──────── DATA ────────

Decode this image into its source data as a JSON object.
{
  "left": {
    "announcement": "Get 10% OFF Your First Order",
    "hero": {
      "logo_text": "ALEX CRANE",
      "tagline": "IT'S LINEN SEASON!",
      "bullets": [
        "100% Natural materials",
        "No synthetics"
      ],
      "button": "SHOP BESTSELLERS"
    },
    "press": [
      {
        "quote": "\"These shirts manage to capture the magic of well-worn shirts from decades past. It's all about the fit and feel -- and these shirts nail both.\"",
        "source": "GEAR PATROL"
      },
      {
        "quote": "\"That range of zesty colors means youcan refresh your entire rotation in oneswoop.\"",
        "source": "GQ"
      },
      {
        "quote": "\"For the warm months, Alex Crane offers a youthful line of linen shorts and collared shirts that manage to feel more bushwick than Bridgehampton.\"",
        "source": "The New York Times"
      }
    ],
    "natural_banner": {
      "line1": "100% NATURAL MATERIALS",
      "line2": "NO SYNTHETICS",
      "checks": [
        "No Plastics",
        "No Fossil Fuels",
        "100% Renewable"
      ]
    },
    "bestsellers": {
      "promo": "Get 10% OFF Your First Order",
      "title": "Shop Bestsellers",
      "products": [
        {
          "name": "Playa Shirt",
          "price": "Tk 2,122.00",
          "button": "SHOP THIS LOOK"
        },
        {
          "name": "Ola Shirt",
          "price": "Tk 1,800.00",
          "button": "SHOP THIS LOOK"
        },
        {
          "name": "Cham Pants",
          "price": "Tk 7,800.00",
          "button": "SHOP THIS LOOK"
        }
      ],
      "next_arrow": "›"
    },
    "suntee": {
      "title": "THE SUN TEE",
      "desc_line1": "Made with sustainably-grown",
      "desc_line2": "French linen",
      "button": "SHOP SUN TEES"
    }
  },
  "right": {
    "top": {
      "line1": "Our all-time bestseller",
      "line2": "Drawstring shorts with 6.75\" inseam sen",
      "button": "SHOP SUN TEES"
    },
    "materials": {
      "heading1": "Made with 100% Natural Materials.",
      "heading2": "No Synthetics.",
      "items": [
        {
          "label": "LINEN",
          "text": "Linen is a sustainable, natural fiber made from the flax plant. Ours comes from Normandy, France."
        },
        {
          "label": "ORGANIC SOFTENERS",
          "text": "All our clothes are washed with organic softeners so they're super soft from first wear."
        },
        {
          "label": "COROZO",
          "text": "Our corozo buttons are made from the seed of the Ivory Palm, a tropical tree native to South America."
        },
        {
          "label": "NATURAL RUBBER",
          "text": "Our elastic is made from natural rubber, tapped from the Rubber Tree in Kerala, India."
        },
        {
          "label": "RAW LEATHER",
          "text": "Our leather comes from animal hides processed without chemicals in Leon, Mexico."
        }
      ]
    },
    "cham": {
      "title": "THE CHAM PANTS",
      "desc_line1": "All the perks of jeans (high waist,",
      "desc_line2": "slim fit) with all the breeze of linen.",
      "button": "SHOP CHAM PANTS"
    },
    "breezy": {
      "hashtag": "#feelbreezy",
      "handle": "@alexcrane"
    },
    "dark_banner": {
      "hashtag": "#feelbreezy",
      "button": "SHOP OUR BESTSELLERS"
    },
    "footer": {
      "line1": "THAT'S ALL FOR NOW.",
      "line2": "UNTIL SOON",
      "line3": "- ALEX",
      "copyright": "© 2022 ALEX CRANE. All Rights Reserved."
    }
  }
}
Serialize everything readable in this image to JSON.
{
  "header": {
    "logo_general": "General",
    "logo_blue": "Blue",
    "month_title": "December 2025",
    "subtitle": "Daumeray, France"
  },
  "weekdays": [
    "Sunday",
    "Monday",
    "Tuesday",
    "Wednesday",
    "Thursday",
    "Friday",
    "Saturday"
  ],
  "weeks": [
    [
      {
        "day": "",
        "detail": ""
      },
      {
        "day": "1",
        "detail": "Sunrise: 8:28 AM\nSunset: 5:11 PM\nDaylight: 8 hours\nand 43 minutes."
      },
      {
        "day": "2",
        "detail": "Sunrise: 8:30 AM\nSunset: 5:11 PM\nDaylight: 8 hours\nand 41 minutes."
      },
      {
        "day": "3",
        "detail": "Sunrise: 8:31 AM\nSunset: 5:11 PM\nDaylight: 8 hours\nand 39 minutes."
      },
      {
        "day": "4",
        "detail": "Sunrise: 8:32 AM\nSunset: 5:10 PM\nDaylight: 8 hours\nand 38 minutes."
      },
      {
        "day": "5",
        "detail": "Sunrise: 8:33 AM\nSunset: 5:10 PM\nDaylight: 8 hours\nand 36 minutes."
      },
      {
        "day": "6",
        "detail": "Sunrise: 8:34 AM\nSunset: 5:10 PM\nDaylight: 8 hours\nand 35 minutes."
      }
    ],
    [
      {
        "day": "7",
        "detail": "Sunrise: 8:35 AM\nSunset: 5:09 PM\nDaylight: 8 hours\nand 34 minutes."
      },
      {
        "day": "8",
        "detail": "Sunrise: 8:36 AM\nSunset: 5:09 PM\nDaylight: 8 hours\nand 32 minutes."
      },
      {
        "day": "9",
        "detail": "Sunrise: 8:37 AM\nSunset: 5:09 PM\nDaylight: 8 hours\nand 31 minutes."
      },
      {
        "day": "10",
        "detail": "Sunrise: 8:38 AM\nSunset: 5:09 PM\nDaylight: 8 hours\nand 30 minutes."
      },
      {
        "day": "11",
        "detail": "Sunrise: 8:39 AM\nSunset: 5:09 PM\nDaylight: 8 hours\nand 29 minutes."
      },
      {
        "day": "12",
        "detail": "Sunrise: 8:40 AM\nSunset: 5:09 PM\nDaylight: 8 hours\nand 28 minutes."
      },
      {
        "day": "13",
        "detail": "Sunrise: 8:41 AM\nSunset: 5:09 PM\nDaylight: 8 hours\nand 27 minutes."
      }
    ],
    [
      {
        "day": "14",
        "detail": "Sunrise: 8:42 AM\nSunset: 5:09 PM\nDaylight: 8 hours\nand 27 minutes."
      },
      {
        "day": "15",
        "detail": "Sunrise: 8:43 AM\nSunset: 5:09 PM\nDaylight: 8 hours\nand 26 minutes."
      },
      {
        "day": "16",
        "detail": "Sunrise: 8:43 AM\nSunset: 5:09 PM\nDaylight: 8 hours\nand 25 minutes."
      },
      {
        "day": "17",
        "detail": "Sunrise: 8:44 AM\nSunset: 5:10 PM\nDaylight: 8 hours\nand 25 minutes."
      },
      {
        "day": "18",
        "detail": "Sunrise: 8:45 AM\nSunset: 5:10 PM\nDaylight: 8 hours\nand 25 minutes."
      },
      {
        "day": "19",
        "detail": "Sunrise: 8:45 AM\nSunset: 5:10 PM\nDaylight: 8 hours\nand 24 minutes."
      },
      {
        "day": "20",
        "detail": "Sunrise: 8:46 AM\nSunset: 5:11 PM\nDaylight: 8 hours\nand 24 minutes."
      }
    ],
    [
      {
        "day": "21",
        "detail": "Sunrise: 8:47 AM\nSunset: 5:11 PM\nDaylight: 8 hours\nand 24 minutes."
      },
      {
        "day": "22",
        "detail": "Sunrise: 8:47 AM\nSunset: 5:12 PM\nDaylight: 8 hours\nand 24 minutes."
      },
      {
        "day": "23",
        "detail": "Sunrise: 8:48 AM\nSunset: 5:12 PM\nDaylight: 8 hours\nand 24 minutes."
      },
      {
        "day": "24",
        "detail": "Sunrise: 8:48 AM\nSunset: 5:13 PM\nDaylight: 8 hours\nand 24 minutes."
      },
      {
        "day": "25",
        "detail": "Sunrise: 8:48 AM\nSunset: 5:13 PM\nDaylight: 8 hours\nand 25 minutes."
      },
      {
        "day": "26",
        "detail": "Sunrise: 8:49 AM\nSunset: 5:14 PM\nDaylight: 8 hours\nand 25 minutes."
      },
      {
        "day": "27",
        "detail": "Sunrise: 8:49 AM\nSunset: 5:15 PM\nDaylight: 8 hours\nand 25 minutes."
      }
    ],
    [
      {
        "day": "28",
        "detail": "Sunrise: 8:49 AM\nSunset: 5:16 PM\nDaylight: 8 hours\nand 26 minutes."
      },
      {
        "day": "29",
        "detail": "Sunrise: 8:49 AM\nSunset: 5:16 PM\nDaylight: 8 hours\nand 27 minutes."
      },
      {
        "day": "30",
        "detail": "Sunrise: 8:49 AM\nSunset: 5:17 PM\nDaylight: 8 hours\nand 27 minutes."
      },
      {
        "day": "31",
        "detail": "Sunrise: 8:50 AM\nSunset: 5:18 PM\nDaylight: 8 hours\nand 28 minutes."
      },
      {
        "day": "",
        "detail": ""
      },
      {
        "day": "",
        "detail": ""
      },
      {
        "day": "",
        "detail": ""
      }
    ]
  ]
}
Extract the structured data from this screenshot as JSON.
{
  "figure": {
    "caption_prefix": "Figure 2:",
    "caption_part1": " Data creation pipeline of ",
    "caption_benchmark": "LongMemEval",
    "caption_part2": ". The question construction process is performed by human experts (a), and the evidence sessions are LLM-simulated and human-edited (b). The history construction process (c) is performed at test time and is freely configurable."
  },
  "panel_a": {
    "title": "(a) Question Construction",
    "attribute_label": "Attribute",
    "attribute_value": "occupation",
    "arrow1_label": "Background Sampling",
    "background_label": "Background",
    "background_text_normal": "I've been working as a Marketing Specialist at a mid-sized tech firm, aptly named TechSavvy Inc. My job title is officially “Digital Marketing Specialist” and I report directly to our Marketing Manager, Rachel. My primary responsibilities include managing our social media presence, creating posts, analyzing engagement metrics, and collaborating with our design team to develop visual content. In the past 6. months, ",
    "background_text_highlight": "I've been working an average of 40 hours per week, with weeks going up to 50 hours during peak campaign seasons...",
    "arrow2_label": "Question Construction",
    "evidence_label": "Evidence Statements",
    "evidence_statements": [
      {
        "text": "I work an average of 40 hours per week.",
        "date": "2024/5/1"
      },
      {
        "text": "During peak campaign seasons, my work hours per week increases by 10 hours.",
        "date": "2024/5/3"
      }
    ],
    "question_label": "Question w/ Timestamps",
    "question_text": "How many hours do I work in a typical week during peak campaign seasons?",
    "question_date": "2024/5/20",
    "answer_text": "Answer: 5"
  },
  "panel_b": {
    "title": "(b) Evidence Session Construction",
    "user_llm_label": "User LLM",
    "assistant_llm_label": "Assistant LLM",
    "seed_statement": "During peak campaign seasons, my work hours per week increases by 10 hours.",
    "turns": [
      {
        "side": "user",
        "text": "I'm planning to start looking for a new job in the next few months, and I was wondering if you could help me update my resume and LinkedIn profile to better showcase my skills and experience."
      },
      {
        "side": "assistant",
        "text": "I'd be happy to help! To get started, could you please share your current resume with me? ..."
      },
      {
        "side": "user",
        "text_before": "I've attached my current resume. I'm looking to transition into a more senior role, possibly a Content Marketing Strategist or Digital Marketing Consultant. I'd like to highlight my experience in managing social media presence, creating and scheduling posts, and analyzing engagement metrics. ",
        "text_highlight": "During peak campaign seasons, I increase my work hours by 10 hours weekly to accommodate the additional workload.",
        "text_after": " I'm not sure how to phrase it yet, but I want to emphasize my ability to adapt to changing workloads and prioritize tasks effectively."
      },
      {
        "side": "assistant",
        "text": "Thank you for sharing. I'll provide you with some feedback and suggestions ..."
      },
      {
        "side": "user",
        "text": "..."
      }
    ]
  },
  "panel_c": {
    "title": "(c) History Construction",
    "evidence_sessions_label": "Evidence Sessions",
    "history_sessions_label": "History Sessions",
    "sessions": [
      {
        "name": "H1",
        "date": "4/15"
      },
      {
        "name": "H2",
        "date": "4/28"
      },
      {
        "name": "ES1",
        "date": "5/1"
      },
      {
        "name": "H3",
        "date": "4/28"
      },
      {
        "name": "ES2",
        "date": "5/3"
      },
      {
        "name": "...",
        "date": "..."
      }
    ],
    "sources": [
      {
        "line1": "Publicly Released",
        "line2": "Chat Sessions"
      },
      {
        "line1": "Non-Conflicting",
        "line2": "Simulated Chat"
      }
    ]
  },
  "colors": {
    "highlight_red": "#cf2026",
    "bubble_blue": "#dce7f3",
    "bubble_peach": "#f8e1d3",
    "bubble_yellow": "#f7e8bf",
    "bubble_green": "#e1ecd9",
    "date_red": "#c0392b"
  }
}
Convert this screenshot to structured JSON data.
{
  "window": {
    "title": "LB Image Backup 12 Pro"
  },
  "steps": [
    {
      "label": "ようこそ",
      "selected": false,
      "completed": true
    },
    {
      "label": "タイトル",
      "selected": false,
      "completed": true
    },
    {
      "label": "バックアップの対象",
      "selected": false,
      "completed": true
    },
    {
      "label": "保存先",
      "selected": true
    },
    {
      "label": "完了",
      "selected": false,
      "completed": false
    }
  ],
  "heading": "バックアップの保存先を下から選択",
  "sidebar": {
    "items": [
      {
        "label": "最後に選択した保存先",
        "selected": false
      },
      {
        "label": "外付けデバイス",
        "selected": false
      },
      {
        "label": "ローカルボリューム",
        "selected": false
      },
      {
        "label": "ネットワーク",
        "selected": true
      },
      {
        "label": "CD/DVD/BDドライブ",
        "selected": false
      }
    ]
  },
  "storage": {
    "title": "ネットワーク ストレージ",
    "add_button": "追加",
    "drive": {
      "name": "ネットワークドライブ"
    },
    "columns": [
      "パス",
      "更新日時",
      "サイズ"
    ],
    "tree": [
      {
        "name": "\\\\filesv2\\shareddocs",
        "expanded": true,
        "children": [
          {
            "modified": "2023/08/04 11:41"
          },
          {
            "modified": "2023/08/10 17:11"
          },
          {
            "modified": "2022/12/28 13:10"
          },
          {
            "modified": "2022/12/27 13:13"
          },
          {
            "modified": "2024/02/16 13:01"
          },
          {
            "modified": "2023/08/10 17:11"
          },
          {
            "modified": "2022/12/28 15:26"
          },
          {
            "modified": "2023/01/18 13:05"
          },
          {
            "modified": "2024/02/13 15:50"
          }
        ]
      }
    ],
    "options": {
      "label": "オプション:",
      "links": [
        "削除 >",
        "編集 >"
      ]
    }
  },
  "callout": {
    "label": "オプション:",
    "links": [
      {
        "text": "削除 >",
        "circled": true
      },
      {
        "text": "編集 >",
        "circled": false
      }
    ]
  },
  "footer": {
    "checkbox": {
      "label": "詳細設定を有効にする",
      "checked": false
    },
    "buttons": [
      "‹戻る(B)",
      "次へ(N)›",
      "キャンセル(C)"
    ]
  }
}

────────

**DIRECTIVE:** In the records above, locate each line with the word "average". Copy all such lines.

**OUTPUT:**
    "background_text_highlight": "I've been working an average of 40 hours per week, with weeks going up to 50 hours during peak campaign seasons...",
        "text": "I work an average of 40 hours per week.",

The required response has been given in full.